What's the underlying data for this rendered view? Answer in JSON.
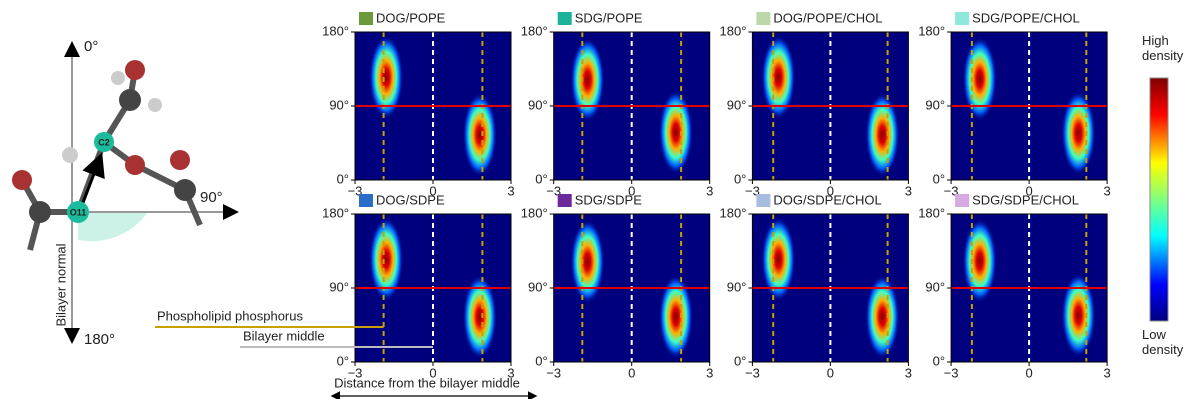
{
  "molecule": {
    "top": "0°",
    "right": "90°",
    "bottom": "180°",
    "axis": "Bilayer normal",
    "atom1": "O11",
    "atom2": "C2"
  },
  "chart_data": {
    "type": "heatmap",
    "xlabel": "Distance from the bilayer middle",
    "xlim": [
      -3,
      3
    ],
    "xticks": [
      {
        "value": -3,
        "label": "−3"
      },
      0,
      3
    ],
    "ylim": [
      0,
      180
    ],
    "yticks": [
      {
        "value": 0,
        "label": "0°"
      },
      {
        "value": 90,
        "label": "90°"
      },
      {
        "value": 180,
        "label": "180°"
      }
    ],
    "reference_angle": 90,
    "bilayer_middle": 0,
    "annotations": {
      "phosphorus": "Phospholipid phosphorus",
      "middle": "Bilayer middle"
    },
    "colorbar": {
      "high": "High density",
      "low": "Low density"
    },
    "panels": [
      {
        "name": "DOG/POPE",
        "color": "#6a9a3a",
        "phosphorus": [
          -1.9,
          1.9
        ],
        "peaks": {
          "x": [
            -1.8,
            1.8
          ],
          "y": [
            125,
            55
          ]
        }
      },
      {
        "name": "SDG/POPE",
        "color": "#1ab39a",
        "phosphorus": [
          -1.9,
          1.9
        ],
        "peaks": {
          "x": [
            -1.7,
            1.7
          ],
          "y": [
            122,
            58
          ]
        }
      },
      {
        "name": "DOG/POPE/CHOL",
        "color": "#bcd8a8",
        "phosphorus": [
          -2.2,
          2.2
        ],
        "peaks": {
          "x": [
            -2.0,
            2.0
          ],
          "y": [
            125,
            55
          ]
        }
      },
      {
        "name": "SDG/POPE/CHOL",
        "color": "#8ee8dc",
        "phosphorus": [
          -2.2,
          2.2
        ],
        "peaks": {
          "x": [
            -1.9,
            1.9
          ],
          "y": [
            123,
            57
          ]
        }
      },
      {
        "name": "DOG/SDPE",
        "color": "#2a6ec8",
        "phosphorus": [
          -1.9,
          1.9
        ],
        "peaks": {
          "x": [
            -1.8,
            1.8
          ],
          "y": [
            125,
            55
          ]
        }
      },
      {
        "name": "SDG/SDPE",
        "color": "#6a2a9a",
        "phosphorus": [
          -1.9,
          1.9
        ],
        "peaks": {
          "x": [
            -1.7,
            1.7
          ],
          "y": [
            122,
            55
          ]
        }
      },
      {
        "name": "DOG/SDPE/CHOL",
        "color": "#a8bce0",
        "phosphorus": [
          -2.2,
          2.2
        ],
        "peaks": {
          "x": [
            -2.0,
            2.0
          ],
          "y": [
            125,
            55
          ]
        }
      },
      {
        "name": "SDG/SDPE/CHOL",
        "color": "#d8a8e0",
        "phosphorus": [
          -2.2,
          2.2
        ],
        "peaks": {
          "x": [
            -1.9,
            1.9
          ],
          "y": [
            123,
            57
          ]
        }
      }
    ]
  }
}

What you will do -> Transcribe every entry word for word, but skip the pictures.

Worked answer ->
What's the underlying data for this rendered view? Answer in JSON.
{
  "molecule": {
    "top": "0°",
    "right": "90°",
    "bottom": "180°",
    "axis": "Bilayer normal",
    "atom1": "O11",
    "atom2": "C2"
  },
  "chart_data": {
    "type": "heatmap",
    "xlabel": "Distance from the bilayer middle",
    "xlim": [
      -3,
      3
    ],
    "xticks": [
      {
        "value": -3,
        "label": "−3"
      },
      0,
      3
    ],
    "ylim": [
      0,
      180
    ],
    "yticks": [
      {
        "value": 0,
        "label": "0°"
      },
      {
        "value": 90,
        "label": "90°"
      },
      {
        "value": 180,
        "label": "180°"
      }
    ],
    "reference_angle": 90,
    "bilayer_middle": 0,
    "annotations": {
      "phosphorus": "Phospholipid phosphorus",
      "middle": "Bilayer middle"
    },
    "colorbar": {
      "high": "High density",
      "low": "Low density"
    },
    "panels": [
      {
        "name": "DOG/POPE",
        "color": "#6a9a3a",
        "phosphorus": [
          -1.9,
          1.9
        ],
        "peaks": {
          "x": [
            -1.8,
            1.8
          ],
          "y": [
            125,
            55
          ]
        }
      },
      {
        "name": "SDG/POPE",
        "color": "#1ab39a",
        "phosphorus": [
          -1.9,
          1.9
        ],
        "peaks": {
          "x": [
            -1.7,
            1.7
          ],
          "y": [
            122,
            58
          ]
        }
      },
      {
        "name": "DOG/POPE/CHOL",
        "color": "#bcd8a8",
        "phosphorus": [
          -2.2,
          2.2
        ],
        "peaks": {
          "x": [
            -2.0,
            2.0
          ],
          "y": [
            125,
            55
          ]
        }
      },
      {
        "name": "SDG/POPE/CHOL",
        "color": "#8ee8dc",
        "phosphorus": [
          -2.2,
          2.2
        ],
        "peaks": {
          "x": [
            -1.9,
            1.9
          ],
          "y": [
            123,
            57
          ]
        }
      },
      {
        "name": "DOG/SDPE",
        "color": "#2a6ec8",
        "phosphorus": [
          -1.9,
          1.9
        ],
        "peaks": {
          "x": [
            -1.8,
            1.8
          ],
          "y": [
            125,
            55
          ]
        }
      },
      {
        "name": "SDG/SDPE",
        "color": "#6a2a9a",
        "phosphorus": [
          -1.9,
          1.9
        ],
        "peaks": {
          "x": [
            -1.7,
            1.7
          ],
          "y": [
            122,
            55
          ]
        }
      },
      {
        "name": "DOG/SDPE/CHOL",
        "color": "#a8bce0",
        "phosphorus": [
          -2.2,
          2.2
        ],
        "peaks": {
          "x": [
            -2.0,
            2.0
          ],
          "y": [
            125,
            55
          ]
        }
      },
      {
        "name": "SDG/SDPE/CHOL",
        "color": "#d8a8e0",
        "phosphorus": [
          -2.2,
          2.2
        ],
        "peaks": {
          "x": [
            -1.9,
            1.9
          ],
          "y": [
            123,
            57
          ]
        }
      }
    ]
  }
}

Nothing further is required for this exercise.